Exercise instructions
Select from the data all lines with the word "this".

<<<<

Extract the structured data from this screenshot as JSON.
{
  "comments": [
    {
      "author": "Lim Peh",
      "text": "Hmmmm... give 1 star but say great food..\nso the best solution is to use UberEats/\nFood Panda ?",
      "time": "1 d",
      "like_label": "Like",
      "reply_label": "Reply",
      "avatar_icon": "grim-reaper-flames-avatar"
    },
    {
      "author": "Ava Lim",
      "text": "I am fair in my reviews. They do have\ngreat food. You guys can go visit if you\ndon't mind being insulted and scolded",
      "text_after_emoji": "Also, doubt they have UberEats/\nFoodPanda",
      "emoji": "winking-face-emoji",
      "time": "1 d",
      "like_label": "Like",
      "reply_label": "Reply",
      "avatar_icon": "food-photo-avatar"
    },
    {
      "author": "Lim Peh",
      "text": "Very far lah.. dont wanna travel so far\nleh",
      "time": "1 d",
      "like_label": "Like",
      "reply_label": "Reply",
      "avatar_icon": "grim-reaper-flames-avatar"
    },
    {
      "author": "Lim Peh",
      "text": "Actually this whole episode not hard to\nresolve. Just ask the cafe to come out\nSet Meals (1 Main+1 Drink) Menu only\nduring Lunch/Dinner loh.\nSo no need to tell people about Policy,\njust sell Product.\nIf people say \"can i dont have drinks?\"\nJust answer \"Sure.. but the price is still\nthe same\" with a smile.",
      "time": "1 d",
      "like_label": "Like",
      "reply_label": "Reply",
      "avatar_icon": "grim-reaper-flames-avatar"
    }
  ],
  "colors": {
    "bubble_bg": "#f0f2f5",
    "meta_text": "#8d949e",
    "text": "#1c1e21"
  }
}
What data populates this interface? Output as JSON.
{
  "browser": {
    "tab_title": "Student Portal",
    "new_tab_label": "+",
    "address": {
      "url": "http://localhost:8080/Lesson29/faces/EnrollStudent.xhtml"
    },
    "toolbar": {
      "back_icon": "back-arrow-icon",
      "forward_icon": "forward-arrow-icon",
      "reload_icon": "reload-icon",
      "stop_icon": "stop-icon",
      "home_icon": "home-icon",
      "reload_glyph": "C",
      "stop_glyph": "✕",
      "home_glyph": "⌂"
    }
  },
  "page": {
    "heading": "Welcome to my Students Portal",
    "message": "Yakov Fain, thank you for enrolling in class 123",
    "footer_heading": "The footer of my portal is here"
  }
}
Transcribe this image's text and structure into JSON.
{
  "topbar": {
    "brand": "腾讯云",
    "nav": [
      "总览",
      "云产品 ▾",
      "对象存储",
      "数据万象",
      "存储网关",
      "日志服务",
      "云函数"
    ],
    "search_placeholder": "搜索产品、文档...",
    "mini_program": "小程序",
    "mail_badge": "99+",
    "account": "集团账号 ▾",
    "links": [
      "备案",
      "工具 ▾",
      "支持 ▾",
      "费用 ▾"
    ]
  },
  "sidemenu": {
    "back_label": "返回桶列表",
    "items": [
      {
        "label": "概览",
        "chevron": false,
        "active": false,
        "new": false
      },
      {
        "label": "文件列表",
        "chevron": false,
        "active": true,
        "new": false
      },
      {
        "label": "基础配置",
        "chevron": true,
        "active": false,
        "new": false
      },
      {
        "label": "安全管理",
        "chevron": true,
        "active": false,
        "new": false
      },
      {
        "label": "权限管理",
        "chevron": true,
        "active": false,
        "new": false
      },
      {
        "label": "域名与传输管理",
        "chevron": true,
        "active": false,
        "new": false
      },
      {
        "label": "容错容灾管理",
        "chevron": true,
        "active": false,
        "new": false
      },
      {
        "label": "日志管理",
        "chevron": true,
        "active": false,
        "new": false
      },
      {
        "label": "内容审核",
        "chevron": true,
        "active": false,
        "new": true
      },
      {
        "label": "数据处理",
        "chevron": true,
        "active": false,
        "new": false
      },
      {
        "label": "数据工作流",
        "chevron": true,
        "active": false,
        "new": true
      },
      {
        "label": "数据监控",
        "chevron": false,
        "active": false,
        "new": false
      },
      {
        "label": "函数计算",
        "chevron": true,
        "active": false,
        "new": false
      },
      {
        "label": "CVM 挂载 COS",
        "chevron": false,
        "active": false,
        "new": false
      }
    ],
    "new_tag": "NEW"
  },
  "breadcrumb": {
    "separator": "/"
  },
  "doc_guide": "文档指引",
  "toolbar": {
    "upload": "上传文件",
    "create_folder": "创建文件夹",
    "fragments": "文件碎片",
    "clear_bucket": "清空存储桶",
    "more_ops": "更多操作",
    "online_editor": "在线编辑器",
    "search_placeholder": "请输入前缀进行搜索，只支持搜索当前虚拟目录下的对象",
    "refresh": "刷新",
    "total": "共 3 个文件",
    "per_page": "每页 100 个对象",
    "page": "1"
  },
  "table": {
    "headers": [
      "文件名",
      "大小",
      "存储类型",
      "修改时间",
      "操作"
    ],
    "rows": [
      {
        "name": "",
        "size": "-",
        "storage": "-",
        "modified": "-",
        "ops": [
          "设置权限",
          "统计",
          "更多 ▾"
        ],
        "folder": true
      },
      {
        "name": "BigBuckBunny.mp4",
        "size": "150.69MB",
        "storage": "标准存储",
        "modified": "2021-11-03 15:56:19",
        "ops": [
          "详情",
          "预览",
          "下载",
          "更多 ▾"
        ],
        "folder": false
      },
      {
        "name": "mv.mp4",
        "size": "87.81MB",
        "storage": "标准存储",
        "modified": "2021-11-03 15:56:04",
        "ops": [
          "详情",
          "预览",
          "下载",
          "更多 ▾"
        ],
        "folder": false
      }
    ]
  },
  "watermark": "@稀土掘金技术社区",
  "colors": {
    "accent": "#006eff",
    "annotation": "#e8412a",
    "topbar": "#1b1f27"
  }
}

>>>>

Full output
Extract the structured data from this screenshot as JSON.
      "text": "Actually this whole episode not hard to\nresolve. Just ask the cafe to come out\nSet Meals (1 Main+1 Drink) Menu only\nduring Lunch/Dinner loh.\nSo no need to tell people about Policy,\njust sell Product.\nIf people say \"can i dont have drinks?\"\nJust answer \"Sure.. but the price is still\nthe same\" with a smile.",
What data populates this interface? Output as JSON.
Transcribe this image's text and structure into JSON.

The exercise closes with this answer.